Exercise goal ▸
Output every entry exactly as written.

BEGIN Source records

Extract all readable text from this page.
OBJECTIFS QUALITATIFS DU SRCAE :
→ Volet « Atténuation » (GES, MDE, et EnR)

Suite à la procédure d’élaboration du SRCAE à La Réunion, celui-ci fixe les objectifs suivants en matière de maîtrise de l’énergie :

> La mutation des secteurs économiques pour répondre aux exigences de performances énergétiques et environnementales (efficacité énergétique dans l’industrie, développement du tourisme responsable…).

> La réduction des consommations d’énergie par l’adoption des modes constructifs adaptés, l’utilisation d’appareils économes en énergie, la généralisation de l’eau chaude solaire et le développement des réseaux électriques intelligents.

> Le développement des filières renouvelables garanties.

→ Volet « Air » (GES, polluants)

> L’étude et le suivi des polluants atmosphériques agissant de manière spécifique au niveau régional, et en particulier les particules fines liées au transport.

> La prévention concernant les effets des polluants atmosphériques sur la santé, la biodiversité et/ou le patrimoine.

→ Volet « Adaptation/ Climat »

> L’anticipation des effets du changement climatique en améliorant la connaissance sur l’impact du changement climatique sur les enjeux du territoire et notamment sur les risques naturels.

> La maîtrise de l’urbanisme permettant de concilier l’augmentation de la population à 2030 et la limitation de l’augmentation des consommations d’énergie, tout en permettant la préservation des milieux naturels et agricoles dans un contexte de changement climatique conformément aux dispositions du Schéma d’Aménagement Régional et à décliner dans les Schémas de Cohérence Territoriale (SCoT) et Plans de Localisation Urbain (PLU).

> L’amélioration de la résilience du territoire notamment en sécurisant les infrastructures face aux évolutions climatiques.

END Source records

Full response ▸
Extract all readable text from this page.
OBJECTIFS QUALITATIFS DU SRCAE :
→ Volet « Atténuation » (GES, MDE, et EnR)

Suite à la procédure d’élaboration du SRCAE à La Réunion, celui-ci fixe les objectifs suivants en matière de maîtrise de l’énergie :

> La mutation des secteurs économiques pour répondre aux exigences de performances énergétiques et environnementales (efficacité énergétique dans l’industrie, développement du tourisme responsable…).

> La réduction des consommations d’énergie par l’adoption des modes constructifs adaptés, l’utilisation d’appareils économes en énergie, la généralisation de l’eau chaude solaire et le développement des réseaux électriques intelligents.

> Le développement des filières renouvelables garanties.

→ Volet « Air » (GES, polluants)

> L’étude et le suivi des polluants atmosphériques agissant de manière spécifique au niveau régional, et en particulier les particules fines liées au transport.

> La prévention concernant les effets des polluants atmosphériques sur la santé, la biodiversité et/ou le patrimoine.

→ Volet « Adaptation/ Climat »

> L’anticipation des effets du changement climatique en améliorant la connaissance sur l’impact du changement climatique sur les enjeux du territoire et notamment sur les risques naturels.

> La maîtrise de l’urbanisme permettant de concilier l’augmentation de la population à 2030 et la limitation de l’augmentation des consommations d’énergie, tout en permettant la préservation des milieux naturels et agricoles dans un contexte de changement climatique conformément aux dispositions du Schéma d’Aménagement Régional et à décliner dans les Schémas de Cohérence Territoriale (SCoT) et Plans de Localisation Urbain (PLU).

> L’amélioration de la résilience du territoire notamment en sécurisant les infrastructures face aux évolutions climatiques.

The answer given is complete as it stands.